▶ Recorded information:
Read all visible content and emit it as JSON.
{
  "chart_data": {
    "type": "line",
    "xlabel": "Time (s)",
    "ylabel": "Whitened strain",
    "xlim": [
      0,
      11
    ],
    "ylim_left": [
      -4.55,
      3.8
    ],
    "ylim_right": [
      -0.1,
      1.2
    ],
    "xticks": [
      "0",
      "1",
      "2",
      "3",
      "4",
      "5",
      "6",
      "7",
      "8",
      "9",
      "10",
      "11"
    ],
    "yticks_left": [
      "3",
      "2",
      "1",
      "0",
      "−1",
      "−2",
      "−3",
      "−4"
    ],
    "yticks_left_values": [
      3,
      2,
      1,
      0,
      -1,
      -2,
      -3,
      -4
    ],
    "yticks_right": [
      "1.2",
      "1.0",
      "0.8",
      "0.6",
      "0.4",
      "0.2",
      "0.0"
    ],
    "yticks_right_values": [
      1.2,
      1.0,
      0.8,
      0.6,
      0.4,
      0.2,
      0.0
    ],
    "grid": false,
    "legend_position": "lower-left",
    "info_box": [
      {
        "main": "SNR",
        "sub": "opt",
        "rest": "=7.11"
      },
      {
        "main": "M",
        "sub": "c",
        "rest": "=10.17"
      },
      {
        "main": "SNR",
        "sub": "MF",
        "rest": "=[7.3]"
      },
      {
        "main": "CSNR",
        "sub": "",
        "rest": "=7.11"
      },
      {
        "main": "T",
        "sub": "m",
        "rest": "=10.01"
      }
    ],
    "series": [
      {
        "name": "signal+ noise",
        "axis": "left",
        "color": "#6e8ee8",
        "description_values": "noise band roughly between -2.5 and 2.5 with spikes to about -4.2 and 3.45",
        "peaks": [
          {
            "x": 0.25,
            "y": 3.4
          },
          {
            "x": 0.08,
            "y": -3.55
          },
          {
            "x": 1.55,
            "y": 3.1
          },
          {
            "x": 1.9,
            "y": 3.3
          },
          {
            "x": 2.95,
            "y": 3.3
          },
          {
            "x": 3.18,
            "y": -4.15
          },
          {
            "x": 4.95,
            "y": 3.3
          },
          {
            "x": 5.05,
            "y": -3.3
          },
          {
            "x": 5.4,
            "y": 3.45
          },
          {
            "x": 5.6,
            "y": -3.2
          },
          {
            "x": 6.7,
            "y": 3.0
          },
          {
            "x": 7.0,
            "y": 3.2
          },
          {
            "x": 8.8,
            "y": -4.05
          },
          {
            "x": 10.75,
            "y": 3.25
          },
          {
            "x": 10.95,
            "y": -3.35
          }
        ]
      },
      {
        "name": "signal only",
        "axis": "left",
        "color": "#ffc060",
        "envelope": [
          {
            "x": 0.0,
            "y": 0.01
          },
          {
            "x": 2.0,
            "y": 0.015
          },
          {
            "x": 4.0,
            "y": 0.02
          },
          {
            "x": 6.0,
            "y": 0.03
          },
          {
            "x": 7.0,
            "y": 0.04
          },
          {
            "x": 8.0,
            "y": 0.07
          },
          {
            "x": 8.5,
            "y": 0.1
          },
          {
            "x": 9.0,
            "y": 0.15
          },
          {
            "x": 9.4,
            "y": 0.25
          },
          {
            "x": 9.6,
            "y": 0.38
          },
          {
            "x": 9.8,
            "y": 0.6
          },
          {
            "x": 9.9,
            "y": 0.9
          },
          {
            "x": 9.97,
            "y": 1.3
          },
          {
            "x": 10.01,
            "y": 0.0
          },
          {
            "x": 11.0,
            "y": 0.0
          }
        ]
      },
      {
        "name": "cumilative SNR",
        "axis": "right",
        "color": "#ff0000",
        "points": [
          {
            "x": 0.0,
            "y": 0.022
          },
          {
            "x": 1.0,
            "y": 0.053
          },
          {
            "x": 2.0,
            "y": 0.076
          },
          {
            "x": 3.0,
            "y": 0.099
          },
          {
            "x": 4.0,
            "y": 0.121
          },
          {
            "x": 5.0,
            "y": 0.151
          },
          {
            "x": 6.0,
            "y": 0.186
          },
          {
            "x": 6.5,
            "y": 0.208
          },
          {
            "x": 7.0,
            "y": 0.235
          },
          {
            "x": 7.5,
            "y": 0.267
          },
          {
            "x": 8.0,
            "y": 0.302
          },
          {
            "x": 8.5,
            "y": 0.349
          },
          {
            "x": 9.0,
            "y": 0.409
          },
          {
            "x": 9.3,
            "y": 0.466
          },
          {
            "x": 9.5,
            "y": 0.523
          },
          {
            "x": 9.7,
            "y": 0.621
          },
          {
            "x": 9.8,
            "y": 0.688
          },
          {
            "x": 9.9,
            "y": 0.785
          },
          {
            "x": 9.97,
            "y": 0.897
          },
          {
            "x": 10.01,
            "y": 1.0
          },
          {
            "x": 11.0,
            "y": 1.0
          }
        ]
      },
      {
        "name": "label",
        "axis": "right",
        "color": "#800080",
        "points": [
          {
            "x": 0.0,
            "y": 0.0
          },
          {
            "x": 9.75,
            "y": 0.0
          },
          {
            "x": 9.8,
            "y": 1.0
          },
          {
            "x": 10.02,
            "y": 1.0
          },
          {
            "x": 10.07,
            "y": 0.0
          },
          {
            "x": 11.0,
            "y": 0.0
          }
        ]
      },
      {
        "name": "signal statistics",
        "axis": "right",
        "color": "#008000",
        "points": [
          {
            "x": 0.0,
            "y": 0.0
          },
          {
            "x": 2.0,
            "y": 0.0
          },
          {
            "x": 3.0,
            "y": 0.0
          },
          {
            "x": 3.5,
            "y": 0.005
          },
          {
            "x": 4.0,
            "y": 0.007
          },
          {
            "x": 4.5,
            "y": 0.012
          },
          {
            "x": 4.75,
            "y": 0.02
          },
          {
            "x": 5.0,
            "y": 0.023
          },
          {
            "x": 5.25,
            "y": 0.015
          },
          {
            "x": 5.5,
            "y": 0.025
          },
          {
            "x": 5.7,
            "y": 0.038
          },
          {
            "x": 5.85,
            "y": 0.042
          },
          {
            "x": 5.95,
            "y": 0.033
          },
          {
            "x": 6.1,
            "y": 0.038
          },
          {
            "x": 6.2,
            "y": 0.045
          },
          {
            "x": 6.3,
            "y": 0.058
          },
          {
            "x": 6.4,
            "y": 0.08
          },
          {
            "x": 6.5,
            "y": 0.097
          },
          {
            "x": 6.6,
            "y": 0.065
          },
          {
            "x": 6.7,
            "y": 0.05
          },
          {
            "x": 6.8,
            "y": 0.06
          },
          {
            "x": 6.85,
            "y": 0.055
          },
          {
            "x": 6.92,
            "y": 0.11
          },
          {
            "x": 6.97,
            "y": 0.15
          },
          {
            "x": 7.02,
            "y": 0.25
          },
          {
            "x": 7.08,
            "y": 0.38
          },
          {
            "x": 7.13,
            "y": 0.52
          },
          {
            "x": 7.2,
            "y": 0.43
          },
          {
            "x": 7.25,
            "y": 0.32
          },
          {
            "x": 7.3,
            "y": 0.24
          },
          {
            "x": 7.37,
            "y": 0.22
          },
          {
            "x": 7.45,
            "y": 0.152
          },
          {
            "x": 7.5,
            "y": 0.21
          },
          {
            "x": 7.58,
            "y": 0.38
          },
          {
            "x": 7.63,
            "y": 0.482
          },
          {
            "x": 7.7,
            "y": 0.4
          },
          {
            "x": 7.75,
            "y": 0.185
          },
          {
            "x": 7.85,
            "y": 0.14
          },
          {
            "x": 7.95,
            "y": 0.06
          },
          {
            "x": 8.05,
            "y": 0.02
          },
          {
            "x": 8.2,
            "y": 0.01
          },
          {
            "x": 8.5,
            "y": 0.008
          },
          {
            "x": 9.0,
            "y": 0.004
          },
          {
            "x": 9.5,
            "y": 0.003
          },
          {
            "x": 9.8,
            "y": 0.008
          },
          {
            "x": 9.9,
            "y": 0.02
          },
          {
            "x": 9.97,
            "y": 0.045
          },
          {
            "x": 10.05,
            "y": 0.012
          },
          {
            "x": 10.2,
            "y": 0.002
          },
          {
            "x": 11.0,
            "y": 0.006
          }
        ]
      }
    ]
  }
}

▶ The problem: Find every line in the listing that holds the string "rest", then say how many there are as a bare number.

▶ Finished exercise: 5